## CHALLENGE
Leave out the images and repeat the listing below without a single change.

## INPUT
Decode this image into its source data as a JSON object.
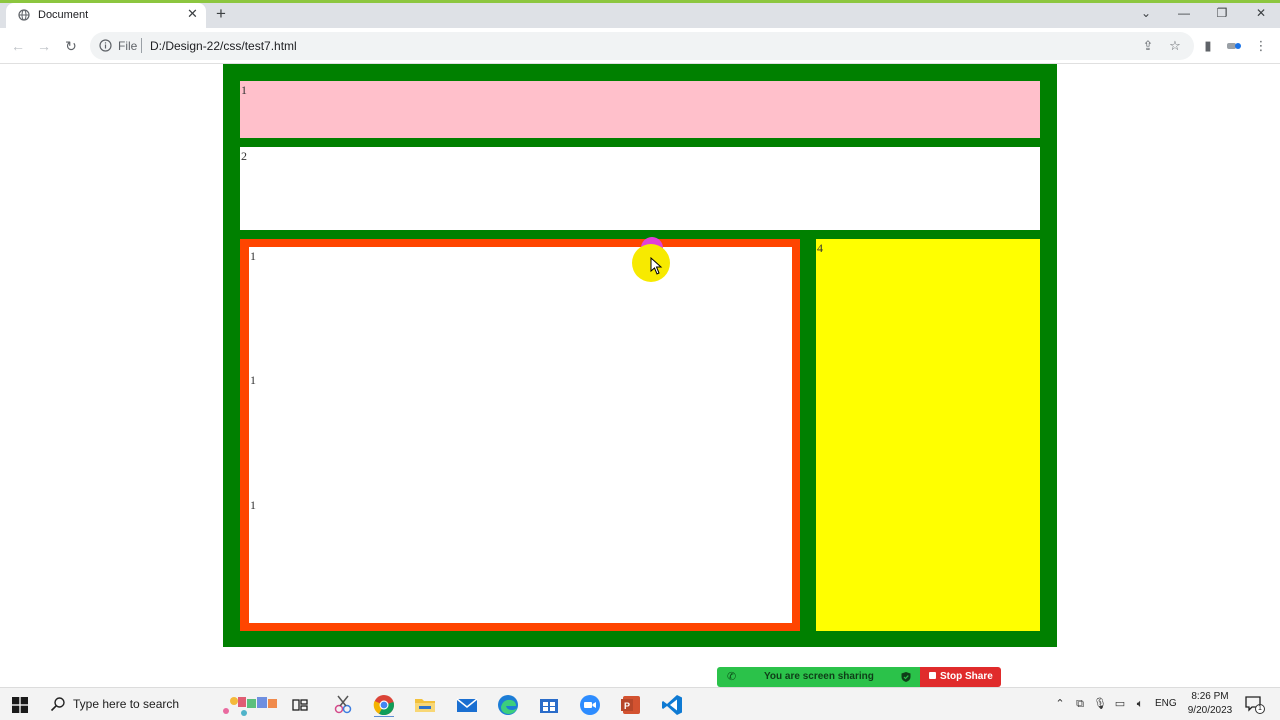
{
  "browser": {
    "tab": {
      "title": "Document",
      "close_icon": "close-icon"
    },
    "new_tab_label": "+",
    "window_controls": {
      "dropdown": "⌄",
      "minimize": "—",
      "maximize": "❐",
      "close": "✕"
    },
    "address": {
      "scheme_label": "File",
      "url": "D:/Design-22/css/test7.html"
    }
  },
  "page": {
    "boxes": {
      "pink": "1",
      "white": "2",
      "orange_items": [
        "1",
        "1",
        "1"
      ],
      "yellow": "4"
    },
    "colors": {
      "outer_frame": "#008000",
      "pink_box": "#ffc0cb",
      "orange_border": "#ff4500",
      "yellow_box": "#ffff00",
      "cursor_highlight": "#f7ea00"
    }
  },
  "screen_share": {
    "status": "You are screen sharing",
    "stop_label": "Stop Share"
  },
  "taskbar": {
    "search_placeholder": "Type here to search",
    "language": "ENG",
    "time": "8:26 PM",
    "date": "9/20/2023",
    "notification_count": "1"
  }
}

## SOLUTION FOR THIS EXERCISE
Decode this image into its source data as a JSON object.
{
  "browser": {
    "tab": {
      "title": "Document",
      "close_icon": "close-icon"
    },
    "new_tab_label": "+",
    "window_controls": {
      "dropdown": "⌄",
      "minimize": "—",
      "maximize": "❐",
      "close": "✕"
    },
    "address": {
      "scheme_label": "File",
      "url": "D:/Design-22/css/test7.html"
    }
  },
  "page": {
    "boxes": {
      "pink": "1",
      "white": "2",
      "orange_items": [
        "1",
        "1",
        "1"
      ],
      "yellow": "4"
    },
    "colors": {
      "outer_frame": "#008000",
      "pink_box": "#ffc0cb",
      "orange_border": "#ff4500",
      "yellow_box": "#ffff00",
      "cursor_highlight": "#f7ea00"
    }
  },
  "screen_share": {
    "status": "You are screen sharing",
    "stop_label": "Stop Share"
  },
  "taskbar": {
    "search_placeholder": "Type here to search",
    "language": "ENG",
    "time": "8:26 PM",
    "date": "9/20/2023",
    "notification_count": "1"
  }
}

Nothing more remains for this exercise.